• [TO BE DONE]: Every entry must be given again exactly.

• [GIVEN RECORDS]:
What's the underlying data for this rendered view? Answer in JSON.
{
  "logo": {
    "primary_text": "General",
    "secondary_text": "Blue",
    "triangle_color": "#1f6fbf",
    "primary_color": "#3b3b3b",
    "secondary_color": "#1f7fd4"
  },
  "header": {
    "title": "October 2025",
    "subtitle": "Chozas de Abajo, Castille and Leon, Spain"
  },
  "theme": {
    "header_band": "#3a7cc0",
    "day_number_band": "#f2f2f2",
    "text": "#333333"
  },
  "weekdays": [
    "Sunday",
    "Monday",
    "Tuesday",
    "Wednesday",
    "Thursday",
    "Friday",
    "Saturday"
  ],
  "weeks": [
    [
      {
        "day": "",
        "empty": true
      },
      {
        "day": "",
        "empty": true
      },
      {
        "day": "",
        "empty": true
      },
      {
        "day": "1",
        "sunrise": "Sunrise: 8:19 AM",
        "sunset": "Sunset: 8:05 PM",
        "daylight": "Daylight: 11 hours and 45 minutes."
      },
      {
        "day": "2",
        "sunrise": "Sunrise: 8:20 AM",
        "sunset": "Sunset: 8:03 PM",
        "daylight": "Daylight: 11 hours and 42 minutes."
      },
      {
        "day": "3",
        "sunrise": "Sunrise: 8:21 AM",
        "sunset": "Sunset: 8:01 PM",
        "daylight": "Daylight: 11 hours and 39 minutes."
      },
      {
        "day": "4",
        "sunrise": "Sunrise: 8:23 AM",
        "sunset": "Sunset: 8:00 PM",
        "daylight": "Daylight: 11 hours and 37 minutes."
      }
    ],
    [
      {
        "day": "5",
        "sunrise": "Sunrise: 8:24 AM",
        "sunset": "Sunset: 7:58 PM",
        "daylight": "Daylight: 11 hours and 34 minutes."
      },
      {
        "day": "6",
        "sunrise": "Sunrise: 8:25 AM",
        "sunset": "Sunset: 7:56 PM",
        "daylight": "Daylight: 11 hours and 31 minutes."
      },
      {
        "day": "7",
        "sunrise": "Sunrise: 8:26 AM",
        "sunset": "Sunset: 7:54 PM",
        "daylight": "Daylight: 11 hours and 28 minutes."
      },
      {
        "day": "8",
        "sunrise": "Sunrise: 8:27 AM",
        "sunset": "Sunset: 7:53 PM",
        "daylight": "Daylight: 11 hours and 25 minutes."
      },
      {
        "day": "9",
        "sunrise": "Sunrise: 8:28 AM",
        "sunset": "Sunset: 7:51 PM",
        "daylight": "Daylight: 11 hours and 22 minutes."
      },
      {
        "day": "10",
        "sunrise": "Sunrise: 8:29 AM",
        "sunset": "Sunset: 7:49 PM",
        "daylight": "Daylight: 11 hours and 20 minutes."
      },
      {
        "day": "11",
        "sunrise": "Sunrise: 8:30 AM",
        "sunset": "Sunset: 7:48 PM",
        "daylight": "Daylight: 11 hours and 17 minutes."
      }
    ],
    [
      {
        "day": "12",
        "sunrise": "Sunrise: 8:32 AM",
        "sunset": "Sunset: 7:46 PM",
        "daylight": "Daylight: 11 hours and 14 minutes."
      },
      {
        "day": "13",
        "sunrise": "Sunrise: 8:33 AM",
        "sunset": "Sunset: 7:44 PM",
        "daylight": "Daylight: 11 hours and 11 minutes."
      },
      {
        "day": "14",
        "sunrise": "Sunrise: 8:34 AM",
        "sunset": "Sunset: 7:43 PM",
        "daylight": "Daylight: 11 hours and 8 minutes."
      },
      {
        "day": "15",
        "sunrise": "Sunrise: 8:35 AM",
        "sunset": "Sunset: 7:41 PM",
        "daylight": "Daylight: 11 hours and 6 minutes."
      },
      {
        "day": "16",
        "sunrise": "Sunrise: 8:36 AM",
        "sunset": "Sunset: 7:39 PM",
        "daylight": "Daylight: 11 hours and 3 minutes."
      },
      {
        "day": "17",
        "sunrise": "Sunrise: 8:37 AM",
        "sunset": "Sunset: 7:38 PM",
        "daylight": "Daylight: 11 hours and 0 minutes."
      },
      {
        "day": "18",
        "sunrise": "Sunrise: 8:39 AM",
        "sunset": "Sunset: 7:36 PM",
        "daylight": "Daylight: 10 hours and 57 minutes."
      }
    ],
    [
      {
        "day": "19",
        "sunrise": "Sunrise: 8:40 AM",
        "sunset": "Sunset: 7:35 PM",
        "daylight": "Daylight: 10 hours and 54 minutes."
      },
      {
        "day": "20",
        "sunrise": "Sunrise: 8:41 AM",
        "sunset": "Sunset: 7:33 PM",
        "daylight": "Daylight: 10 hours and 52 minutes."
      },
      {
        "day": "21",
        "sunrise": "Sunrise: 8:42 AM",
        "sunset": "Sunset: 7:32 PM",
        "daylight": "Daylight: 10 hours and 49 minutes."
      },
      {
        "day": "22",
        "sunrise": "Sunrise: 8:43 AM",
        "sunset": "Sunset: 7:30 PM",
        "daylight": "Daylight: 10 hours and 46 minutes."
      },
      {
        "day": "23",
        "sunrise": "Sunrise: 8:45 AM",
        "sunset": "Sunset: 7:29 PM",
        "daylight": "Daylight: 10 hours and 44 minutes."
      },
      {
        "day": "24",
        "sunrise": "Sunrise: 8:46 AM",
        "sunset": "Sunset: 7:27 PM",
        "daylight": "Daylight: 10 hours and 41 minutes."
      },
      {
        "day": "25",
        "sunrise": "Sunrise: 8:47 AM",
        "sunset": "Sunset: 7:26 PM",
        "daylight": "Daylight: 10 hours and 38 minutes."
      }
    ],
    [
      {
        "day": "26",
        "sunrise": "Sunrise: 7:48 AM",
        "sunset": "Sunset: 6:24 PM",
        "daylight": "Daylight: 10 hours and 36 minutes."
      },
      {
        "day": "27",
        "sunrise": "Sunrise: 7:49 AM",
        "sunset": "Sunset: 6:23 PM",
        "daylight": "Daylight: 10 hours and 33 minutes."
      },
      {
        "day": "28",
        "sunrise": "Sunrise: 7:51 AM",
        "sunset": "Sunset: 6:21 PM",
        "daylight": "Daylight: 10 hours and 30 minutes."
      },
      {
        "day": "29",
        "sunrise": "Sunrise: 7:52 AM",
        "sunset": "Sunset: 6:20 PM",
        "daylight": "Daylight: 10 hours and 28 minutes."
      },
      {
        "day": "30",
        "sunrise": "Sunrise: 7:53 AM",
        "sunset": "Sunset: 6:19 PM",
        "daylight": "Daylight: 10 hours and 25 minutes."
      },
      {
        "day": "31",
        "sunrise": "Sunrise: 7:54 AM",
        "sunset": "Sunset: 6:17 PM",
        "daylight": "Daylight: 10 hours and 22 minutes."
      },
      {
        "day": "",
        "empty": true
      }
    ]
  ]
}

• [SOLUTION]:
What's the underlying data for this rendered view? Answer in JSON.
{
  "logo": {
    "primary_text": "General",
    "secondary_text": "Blue",
    "triangle_color": "#1f6fbf",
    "primary_color": "#3b3b3b",
    "secondary_color": "#1f7fd4"
  },
  "header": {
    "title": "October 2025",
    "subtitle": "Chozas de Abajo, Castille and Leon, Spain"
  },
  "theme": {
    "header_band": "#3a7cc0",
    "day_number_band": "#f2f2f2",
    "text": "#333333"
  },
  "weekdays": [
    "Sunday",
    "Monday",
    "Tuesday",
    "Wednesday",
    "Thursday",
    "Friday",
    "Saturday"
  ],
  "weeks": [
    [
      {
        "day": "",
        "empty": true
      },
      {
        "day": "",
        "empty": true
      },
      {
        "day": "",
        "empty": true
      },
      {
        "day": "1",
        "sunrise": "Sunrise: 8:19 AM",
        "sunset": "Sunset: 8:05 PM",
        "daylight": "Daylight: 11 hours and 45 minutes."
      },
      {
        "day": "2",
        "sunrise": "Sunrise: 8:20 AM",
        "sunset": "Sunset: 8:03 PM",
        "daylight": "Daylight: 11 hours and 42 minutes."
      },
      {
        "day": "3",
        "sunrise": "Sunrise: 8:21 AM",
        "sunset": "Sunset: 8:01 PM",
        "daylight": "Daylight: 11 hours and 39 minutes."
      },
      {
        "day": "4",
        "sunrise": "Sunrise: 8:23 AM",
        "sunset": "Sunset: 8:00 PM",
        "daylight": "Daylight: 11 hours and 37 minutes."
      }
    ],
    [
      {
        "day": "5",
        "sunrise": "Sunrise: 8:24 AM",
        "sunset": "Sunset: 7:58 PM",
        "daylight": "Daylight: 11 hours and 34 minutes."
      },
      {
        "day": "6",
        "sunrise": "Sunrise: 8:25 AM",
        "sunset": "Sunset: 7:56 PM",
        "daylight": "Daylight: 11 hours and 31 minutes."
      },
      {
        "day": "7",
        "sunrise": "Sunrise: 8:26 AM",
        "sunset": "Sunset: 7:54 PM",
        "daylight": "Daylight: 11 hours and 28 minutes."
      },
      {
        "day": "8",
        "sunrise": "Sunrise: 8:27 AM",
        "sunset": "Sunset: 7:53 PM",
        "daylight": "Daylight: 11 hours and 25 minutes."
      },
      {
        "day": "9",
        "sunrise": "Sunrise: 8:28 AM",
        "sunset": "Sunset: 7:51 PM",
        "daylight": "Daylight: 11 hours and 22 minutes."
      },
      {
        "day": "10",
        "sunrise": "Sunrise: 8:29 AM",
        "sunset": "Sunset: 7:49 PM",
        "daylight": "Daylight: 11 hours and 20 minutes."
      },
      {
        "day": "11",
        "sunrise": "Sunrise: 8:30 AM",
        "sunset": "Sunset: 7:48 PM",
        "daylight": "Daylight: 11 hours and 17 minutes."
      }
    ],
    [
      {
        "day": "12",
        "sunrise": "Sunrise: 8:32 AM",
        "sunset": "Sunset: 7:46 PM",
        "daylight": "Daylight: 11 hours and 14 minutes."
      },
      {
        "day": "13",
        "sunrise": "Sunrise: 8:33 AM",
        "sunset": "Sunset: 7:44 PM",
        "daylight": "Daylight: 11 hours and 11 minutes."
      },
      {
        "day": "14",
        "sunrise": "Sunrise: 8:34 AM",
        "sunset": "Sunset: 7:43 PM",
        "daylight": "Daylight: 11 hours and 8 minutes."
      },
      {
        "day": "15",
        "sunrise": "Sunrise: 8:35 AM",
        "sunset": "Sunset: 7:41 PM",
        "daylight": "Daylight: 11 hours and 6 minutes."
      },
      {
        "day": "16",
        "sunrise": "Sunrise: 8:36 AM",
        "sunset": "Sunset: 7:39 PM",
        "daylight": "Daylight: 11 hours and 3 minutes."
      },
      {
        "day": "17",
        "sunrise": "Sunrise: 8:37 AM",
        "sunset": "Sunset: 7:38 PM",
        "daylight": "Daylight: 11 hours and 0 minutes."
      },
      {
        "day": "18",
        "sunrise": "Sunrise: 8:39 AM",
        "sunset": "Sunset: 7:36 PM",
        "daylight": "Daylight: 10 hours and 57 minutes."
      }
    ],
    [
      {
        "day": "19",
        "sunrise": "Sunrise: 8:40 AM",
        "sunset": "Sunset: 7:35 PM",
        "daylight": "Daylight: 10 hours and 54 minutes."
      },
      {
        "day": "20",
        "sunrise": "Sunrise: 8:41 AM",
        "sunset": "Sunset: 7:33 PM",
        "daylight": "Daylight: 10 hours and 52 minutes."
      },
      {
        "day": "21",
        "sunrise": "Sunrise: 8:42 AM",
        "sunset": "Sunset: 7:32 PM",
        "daylight": "Daylight: 10 hours and 49 minutes."
      },
      {
        "day": "22",
        "sunrise": "Sunrise: 8:43 AM",
        "sunset": "Sunset: 7:30 PM",
        "daylight": "Daylight: 10 hours and 46 minutes."
      },
      {
        "day": "23",
        "sunrise": "Sunrise: 8:45 AM",
        "sunset": "Sunset: 7:29 PM",
        "daylight": "Daylight: 10 hours and 44 minutes."
      },
      {
        "day": "24",
        "sunrise": "Sunrise: 8:46 AM",
        "sunset": "Sunset: 7:27 PM",
        "daylight": "Daylight: 10 hours and 41 minutes."
      },
      {
        "day": "25",
        "sunrise": "Sunrise: 8:47 AM",
        "sunset": "Sunset: 7:26 PM",
        "daylight": "Daylight: 10 hours and 38 minutes."
      }
    ],
    [
      {
        "day": "26",
        "sunrise": "Sunrise: 7:48 AM",
        "sunset": "Sunset: 6:24 PM",
        "daylight": "Daylight: 10 hours and 36 minutes."
      },
      {
        "day": "27",
        "sunrise": "Sunrise: 7:49 AM",
        "sunset": "Sunset: 6:23 PM",
        "daylight": "Daylight: 10 hours and 33 minutes."
      },
      {
        "day": "28",
        "sunrise": "Sunrise: 7:51 AM",
        "sunset": "Sunset: 6:21 PM",
        "daylight": "Daylight: 10 hours and 30 minutes."
      },
      {
        "day": "29",
        "sunrise": "Sunrise: 7:52 AM",
        "sunset": "Sunset: 6:20 PM",
        "daylight": "Daylight: 10 hours and 28 minutes."
      },
      {
        "day": "30",
        "sunrise": "Sunrise: 7:53 AM",
        "sunset": "Sunset: 6:19 PM",
        "daylight": "Daylight: 10 hours and 25 minutes."
      },
      {
        "day": "31",
        "sunrise": "Sunrise: 7:54 AM",
        "sunset": "Sunset: 6:17 PM",
        "daylight": "Daylight: 10 hours and 22 minutes."
      },
      {
        "day": "",
        "empty": true
      }
    ]
  ]
}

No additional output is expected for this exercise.